Aim of the exercise
Each line containing the word "MOLDE" must be collected.

:: Given entries ::

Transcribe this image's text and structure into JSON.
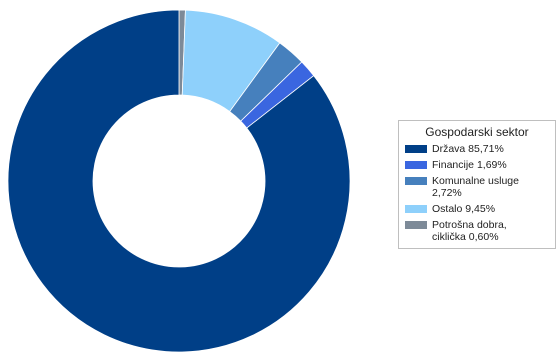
{
  "chart_data": {
    "type": "pie",
    "variant": "donut",
    "title": "",
    "legend": {
      "title": "Gospodarski sektor",
      "placement": "right"
    },
    "slices": [
      {
        "name": "Država",
        "label": "Država 85,71%",
        "value": 85.71,
        "color": "#003f87"
      },
      {
        "name": "Financije",
        "label": "Financije 1,69%",
        "value": 1.69,
        "color": "#3a66e0"
      },
      {
        "name": "Komunalne usluge",
        "label": "Komunalne usluge 2,72%",
        "value": 2.72,
        "color": "#4680bd"
      },
      {
        "name": "Ostalo",
        "label": "Ostalo 9,45%",
        "value": 9.45,
        "color": "#8ed0fb"
      },
      {
        "name": "Potrošna dobra, ciklička",
        "label": "Potrošna dobra,\nciklička 0,60%",
        "value": 0.6,
        "color": "#7d8a98"
      }
    ]
  }
}
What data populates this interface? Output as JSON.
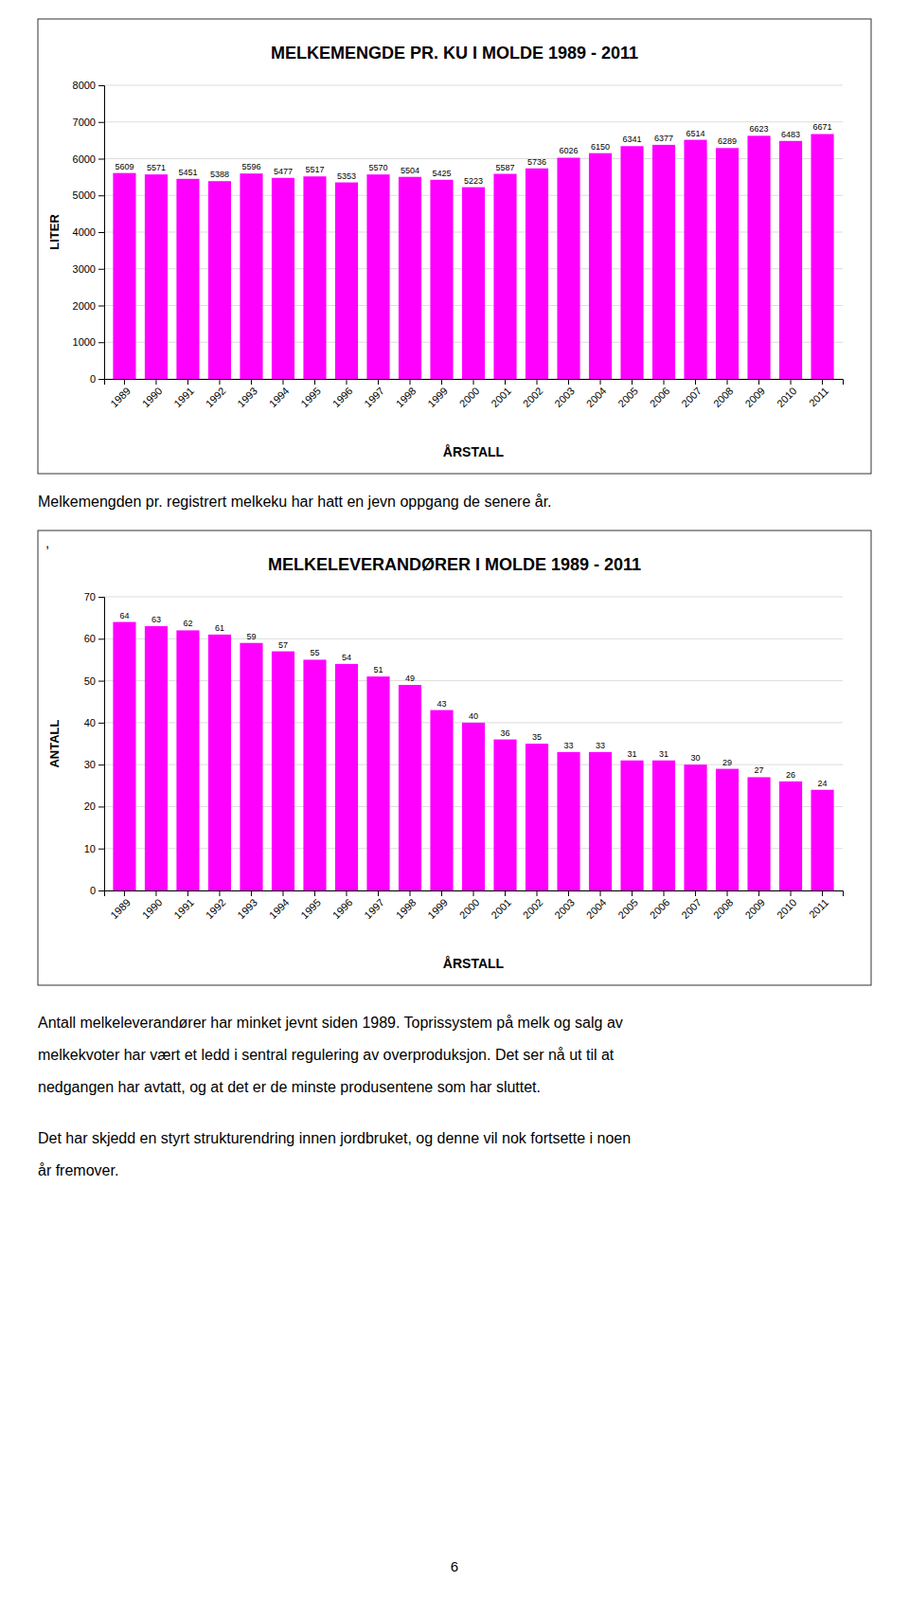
{
  "chart_data": [
    {
      "type": "bar",
      "title": "MELKEMENGDE PR. KU I MOLDE  1989 - 2011",
      "categories": [
        "1989",
        "1990",
        "1991",
        "1992",
        "1993",
        "1994",
        "1995",
        "1996",
        "1997",
        "1998",
        "1999",
        "2000",
        "2001",
        "2002",
        "2003",
        "2004",
        "2005",
        "2006",
        "2007",
        "2008",
        "2009",
        "2010",
        "2011"
      ],
      "values": [
        5609,
        5571,
        5451,
        5388,
        5596,
        5477,
        5517,
        5353,
        5570,
        5504,
        5425,
        5223,
        5587,
        5736,
        6026,
        6150,
        6341,
        6377,
        6514,
        6289,
        6623,
        6483,
        6671
      ],
      "y_label": "LITER",
      "x_label": "ÅRSTALL",
      "ylim": [
        0,
        8000
      ],
      "yticks": [
        0,
        1000,
        2000,
        3000,
        4000,
        5000,
        6000,
        7000,
        8000
      ],
      "color": "#FF00FF",
      "grid": true,
      "data_labels": true
    },
    {
      "type": "bar",
      "title": "MELKELEVERANDØRER I MOLDE  1989 - 2011",
      "categories": [
        "1989",
        "1990",
        "1991",
        "1992",
        "1993",
        "1994",
        "1995",
        "1996",
        "1997",
        "1998",
        "1999",
        "2000",
        "2001",
        "2002",
        "2003",
        "2004",
        "2005",
        "2006",
        "2007",
        "2008",
        "2009",
        "2010",
        "2011"
      ],
      "values": [
        64,
        63,
        62,
        61,
        59,
        57,
        55,
        54,
        51,
        49,
        43,
        40,
        36,
        35,
        33,
        33,
        31,
        31,
        30,
        29,
        27,
        26,
        24
      ],
      "y_label": "ANTALL",
      "x_label": "ÅRSTALL",
      "ylim": [
        0,
        70
      ],
      "yticks": [
        0,
        10,
        20,
        30,
        40,
        50,
        60,
        70
      ],
      "color": "#FF00FF",
      "grid": true,
      "data_labels": true
    }
  ],
  "annotations": {
    "text1": "Melkemengden pr. registrert melkeku har hatt en jevn oppgang de senere år.",
    "comma_note": ",",
    "text2_lines": [
      "Antall melkeleverandører har minket jevnt siden 1989. Toprissystem på melk og salg av",
      "melkekvoter har vært et ledd i sentral regulering av overproduksjon. Det ser nå ut til at",
      "nedgangen har avtatt, og at det er de minste produsentene som har sluttet.",
      "Det har skjedd en styrt strukturendring innen jordbruket, og denne vil nok fortsette i noen",
      "år fremover."
    ],
    "page_number": "6"
  }
}
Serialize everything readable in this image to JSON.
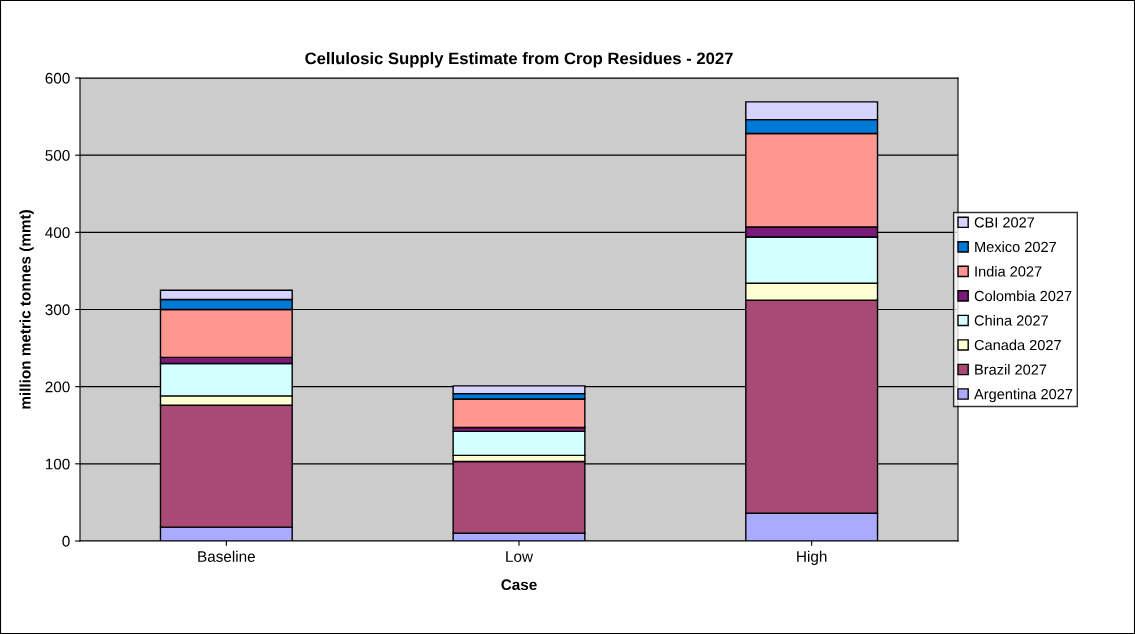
{
  "chart_data": {
    "type": "bar",
    "title": "Cellulosic Supply Estimate from Crop Residues - 2027",
    "xlabel": "Case",
    "ylabel": "million metric tonnes (mmt)",
    "categories": [
      "Baseline",
      "Low",
      "High"
    ],
    "stacked": true,
    "series": [
      {
        "name": "Argentina 2027",
        "color": "#aaaaff",
        "values": [
          18,
          10,
          36
        ]
      },
      {
        "name": "Brazil 2027",
        "color": "#a94a76",
        "values": [
          158,
          93,
          276
        ]
      },
      {
        "name": "Canada 2027",
        "color": "#ffffd4",
        "values": [
          12,
          8,
          22
        ]
      },
      {
        "name": "China 2027",
        "color": "#d4ffff",
        "values": [
          42,
          31,
          60
        ]
      },
      {
        "name": "Colombia 2027",
        "color": "#7a1a79",
        "values": [
          8,
          5,
          13
        ]
      },
      {
        "name": "India 2027",
        "color": "#ff9690",
        "values": [
          62,
          37,
          121
        ]
      },
      {
        "name": "Mexico 2027",
        "color": "#007ad6",
        "values": [
          13,
          7,
          18
        ]
      },
      {
        "name": "CBI 2027",
        "color": "#d4d4ff",
        "values": [
          12,
          10,
          23
        ]
      }
    ],
    "ylim": [
      0,
      600
    ],
    "yticks": [
      0,
      100,
      200,
      300,
      400,
      500,
      600
    ],
    "grid": "y",
    "legend": "right"
  }
}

:::

Worked answer
      "title": "MELKEMENGDE PR. KU I MOLDE  1989 - 2011",
      "title": "MELKELEVERANDØRER I MOLDE  1989 - 2011",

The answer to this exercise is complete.